- [AIM OF THE EXERCISE]: Show all lines holding "this".

- [PROVIDED RECORDS]:
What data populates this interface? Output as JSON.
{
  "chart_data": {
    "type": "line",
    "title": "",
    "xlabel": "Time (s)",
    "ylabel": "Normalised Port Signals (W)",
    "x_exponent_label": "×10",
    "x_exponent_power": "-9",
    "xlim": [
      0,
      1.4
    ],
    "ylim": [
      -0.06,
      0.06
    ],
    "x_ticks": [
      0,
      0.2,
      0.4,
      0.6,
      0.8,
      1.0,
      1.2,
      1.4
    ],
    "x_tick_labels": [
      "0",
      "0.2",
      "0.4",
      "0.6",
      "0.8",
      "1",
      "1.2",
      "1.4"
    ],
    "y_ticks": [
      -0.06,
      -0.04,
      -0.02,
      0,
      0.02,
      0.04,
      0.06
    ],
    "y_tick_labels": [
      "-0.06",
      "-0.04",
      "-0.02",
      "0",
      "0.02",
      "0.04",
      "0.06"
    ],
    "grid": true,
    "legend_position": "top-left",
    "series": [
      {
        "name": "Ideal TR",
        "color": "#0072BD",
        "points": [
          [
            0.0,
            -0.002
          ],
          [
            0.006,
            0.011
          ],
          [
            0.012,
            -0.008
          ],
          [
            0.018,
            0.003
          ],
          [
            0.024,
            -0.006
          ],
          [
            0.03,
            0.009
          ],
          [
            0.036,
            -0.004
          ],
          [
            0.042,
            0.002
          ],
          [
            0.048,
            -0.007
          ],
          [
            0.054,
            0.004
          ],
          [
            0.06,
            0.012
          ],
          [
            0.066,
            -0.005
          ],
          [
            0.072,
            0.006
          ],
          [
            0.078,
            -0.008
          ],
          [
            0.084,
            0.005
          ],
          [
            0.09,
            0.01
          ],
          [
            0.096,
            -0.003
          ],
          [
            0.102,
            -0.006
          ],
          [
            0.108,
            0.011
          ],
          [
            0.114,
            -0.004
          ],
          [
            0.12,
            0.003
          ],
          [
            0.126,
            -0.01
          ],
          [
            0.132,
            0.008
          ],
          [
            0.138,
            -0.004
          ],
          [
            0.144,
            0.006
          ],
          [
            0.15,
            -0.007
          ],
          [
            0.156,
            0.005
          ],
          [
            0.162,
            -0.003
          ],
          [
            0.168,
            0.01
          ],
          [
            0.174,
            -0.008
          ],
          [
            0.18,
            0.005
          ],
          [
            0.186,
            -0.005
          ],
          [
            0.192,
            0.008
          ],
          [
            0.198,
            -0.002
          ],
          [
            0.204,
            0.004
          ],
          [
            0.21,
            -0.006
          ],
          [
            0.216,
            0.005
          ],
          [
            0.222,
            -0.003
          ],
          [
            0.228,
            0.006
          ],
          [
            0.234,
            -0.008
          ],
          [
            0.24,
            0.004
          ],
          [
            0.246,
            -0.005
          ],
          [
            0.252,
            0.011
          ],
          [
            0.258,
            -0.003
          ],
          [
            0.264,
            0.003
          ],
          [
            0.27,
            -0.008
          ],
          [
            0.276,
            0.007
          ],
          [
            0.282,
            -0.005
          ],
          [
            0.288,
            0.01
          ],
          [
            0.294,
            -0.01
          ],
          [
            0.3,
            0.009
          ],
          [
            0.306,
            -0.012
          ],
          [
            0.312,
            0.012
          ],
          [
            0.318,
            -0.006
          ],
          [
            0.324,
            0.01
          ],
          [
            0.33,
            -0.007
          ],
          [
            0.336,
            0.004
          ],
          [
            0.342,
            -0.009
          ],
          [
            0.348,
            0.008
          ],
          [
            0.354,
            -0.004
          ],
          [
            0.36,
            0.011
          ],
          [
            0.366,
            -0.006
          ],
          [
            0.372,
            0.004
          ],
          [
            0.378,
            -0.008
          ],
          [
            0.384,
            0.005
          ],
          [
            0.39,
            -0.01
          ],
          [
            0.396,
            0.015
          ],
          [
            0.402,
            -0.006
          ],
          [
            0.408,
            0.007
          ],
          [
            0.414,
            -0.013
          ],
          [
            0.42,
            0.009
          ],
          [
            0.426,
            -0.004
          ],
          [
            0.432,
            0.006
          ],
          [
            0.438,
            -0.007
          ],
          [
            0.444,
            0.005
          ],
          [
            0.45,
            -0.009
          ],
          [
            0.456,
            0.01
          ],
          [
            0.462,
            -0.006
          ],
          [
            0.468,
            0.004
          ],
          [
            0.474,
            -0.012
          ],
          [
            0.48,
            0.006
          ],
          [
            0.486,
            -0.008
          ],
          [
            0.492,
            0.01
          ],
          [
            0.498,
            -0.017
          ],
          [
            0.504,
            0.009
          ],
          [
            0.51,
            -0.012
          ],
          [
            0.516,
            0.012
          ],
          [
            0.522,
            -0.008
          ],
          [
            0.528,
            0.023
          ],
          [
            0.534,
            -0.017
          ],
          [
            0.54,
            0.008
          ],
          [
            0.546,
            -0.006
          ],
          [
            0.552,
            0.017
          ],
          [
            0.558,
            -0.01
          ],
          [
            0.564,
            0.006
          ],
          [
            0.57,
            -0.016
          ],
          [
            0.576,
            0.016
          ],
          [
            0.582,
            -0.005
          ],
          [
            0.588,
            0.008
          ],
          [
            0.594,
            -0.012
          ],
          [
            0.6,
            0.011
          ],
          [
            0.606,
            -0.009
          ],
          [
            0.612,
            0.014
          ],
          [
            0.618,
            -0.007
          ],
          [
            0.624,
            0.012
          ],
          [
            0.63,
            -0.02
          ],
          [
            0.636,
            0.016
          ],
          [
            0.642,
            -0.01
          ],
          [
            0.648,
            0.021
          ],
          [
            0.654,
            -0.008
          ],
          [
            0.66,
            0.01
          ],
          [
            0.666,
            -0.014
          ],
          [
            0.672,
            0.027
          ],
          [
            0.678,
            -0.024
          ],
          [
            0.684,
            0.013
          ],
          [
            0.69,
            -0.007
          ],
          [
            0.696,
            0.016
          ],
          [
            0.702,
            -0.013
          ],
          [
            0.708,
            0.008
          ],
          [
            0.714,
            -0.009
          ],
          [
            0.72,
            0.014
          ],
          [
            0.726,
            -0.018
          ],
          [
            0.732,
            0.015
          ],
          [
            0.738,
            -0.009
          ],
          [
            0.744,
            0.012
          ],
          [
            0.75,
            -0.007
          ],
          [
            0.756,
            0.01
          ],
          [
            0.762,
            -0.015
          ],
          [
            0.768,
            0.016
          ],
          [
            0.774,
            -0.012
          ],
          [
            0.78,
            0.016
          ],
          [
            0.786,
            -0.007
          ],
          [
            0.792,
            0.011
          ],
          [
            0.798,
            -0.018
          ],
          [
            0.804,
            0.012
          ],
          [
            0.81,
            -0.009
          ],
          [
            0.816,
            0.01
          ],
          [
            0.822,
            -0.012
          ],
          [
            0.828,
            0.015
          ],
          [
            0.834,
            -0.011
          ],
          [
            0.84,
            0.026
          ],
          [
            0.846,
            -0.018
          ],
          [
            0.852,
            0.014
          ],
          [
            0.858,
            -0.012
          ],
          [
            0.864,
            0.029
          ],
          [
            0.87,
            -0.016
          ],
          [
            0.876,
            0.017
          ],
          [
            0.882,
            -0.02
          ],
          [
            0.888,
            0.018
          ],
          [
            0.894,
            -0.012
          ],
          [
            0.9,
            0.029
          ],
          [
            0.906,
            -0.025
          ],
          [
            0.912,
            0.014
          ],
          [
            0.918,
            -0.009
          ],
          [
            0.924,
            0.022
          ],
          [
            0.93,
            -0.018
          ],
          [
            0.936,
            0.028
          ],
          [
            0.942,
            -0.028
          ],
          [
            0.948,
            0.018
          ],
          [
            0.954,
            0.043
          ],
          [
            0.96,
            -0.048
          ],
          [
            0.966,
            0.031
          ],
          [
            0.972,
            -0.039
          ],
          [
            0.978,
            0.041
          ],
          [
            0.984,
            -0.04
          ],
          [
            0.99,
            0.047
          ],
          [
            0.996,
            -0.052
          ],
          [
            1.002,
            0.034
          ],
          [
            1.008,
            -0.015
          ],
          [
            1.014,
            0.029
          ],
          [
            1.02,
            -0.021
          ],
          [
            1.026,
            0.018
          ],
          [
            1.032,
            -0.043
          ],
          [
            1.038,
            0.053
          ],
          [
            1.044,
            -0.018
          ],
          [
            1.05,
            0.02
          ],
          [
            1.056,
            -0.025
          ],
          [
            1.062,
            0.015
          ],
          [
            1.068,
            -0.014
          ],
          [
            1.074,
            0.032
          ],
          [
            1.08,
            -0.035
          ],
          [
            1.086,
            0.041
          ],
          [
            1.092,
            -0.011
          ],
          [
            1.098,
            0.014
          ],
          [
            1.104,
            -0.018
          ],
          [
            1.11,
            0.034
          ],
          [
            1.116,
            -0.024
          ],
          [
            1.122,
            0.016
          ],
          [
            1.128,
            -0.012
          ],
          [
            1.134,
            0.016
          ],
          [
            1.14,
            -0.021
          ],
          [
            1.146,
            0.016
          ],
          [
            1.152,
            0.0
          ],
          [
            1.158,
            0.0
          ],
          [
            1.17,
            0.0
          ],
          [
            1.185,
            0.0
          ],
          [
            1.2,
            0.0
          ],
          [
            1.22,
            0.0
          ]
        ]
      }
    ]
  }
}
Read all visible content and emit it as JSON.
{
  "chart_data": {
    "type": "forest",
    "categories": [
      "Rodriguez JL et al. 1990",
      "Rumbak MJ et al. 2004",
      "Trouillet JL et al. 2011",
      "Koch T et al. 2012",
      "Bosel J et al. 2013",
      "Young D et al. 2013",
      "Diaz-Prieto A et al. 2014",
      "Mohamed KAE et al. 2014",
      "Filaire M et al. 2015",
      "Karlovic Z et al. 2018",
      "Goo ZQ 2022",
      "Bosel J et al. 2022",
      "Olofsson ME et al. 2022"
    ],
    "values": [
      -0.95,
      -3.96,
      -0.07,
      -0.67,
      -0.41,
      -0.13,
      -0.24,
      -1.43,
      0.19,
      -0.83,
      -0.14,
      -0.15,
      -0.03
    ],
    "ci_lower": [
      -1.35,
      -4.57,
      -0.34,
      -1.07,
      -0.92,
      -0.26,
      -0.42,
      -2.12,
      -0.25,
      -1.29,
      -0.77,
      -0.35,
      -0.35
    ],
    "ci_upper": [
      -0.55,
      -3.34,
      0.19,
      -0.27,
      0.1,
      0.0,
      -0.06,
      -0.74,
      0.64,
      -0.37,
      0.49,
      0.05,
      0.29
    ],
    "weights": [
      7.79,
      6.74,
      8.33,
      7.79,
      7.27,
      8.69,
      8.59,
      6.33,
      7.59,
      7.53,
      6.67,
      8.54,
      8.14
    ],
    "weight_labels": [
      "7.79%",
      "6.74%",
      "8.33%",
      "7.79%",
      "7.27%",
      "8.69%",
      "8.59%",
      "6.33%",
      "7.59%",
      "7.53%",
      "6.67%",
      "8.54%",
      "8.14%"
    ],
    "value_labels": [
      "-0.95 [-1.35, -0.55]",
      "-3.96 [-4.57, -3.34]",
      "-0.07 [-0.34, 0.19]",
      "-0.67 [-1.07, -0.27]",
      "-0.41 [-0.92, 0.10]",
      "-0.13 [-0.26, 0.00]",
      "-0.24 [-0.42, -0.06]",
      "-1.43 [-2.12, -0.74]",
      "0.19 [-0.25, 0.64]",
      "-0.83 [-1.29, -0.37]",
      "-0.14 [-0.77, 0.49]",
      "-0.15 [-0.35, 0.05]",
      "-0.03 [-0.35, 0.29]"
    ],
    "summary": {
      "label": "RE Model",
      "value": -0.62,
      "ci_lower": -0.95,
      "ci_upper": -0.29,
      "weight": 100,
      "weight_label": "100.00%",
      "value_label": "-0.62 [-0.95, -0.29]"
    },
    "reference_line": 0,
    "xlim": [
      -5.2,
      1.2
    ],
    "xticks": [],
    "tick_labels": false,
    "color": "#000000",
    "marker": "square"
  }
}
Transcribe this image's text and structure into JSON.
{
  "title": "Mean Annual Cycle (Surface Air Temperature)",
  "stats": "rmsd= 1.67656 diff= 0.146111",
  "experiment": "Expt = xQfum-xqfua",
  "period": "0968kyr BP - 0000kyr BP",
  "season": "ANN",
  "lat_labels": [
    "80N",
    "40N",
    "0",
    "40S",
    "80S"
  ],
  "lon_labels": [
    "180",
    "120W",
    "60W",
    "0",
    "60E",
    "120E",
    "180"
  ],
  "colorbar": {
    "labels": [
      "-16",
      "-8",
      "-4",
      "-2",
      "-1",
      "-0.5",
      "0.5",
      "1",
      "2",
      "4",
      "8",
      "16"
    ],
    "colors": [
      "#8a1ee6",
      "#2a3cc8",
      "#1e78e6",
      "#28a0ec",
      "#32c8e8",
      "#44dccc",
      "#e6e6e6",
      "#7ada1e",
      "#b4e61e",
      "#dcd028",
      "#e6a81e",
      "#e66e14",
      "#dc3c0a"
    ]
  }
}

- [COMPLETE ANSWER]:
What data populates this interface? Output as JSON.
Transcribe this image's text and structure into JSON.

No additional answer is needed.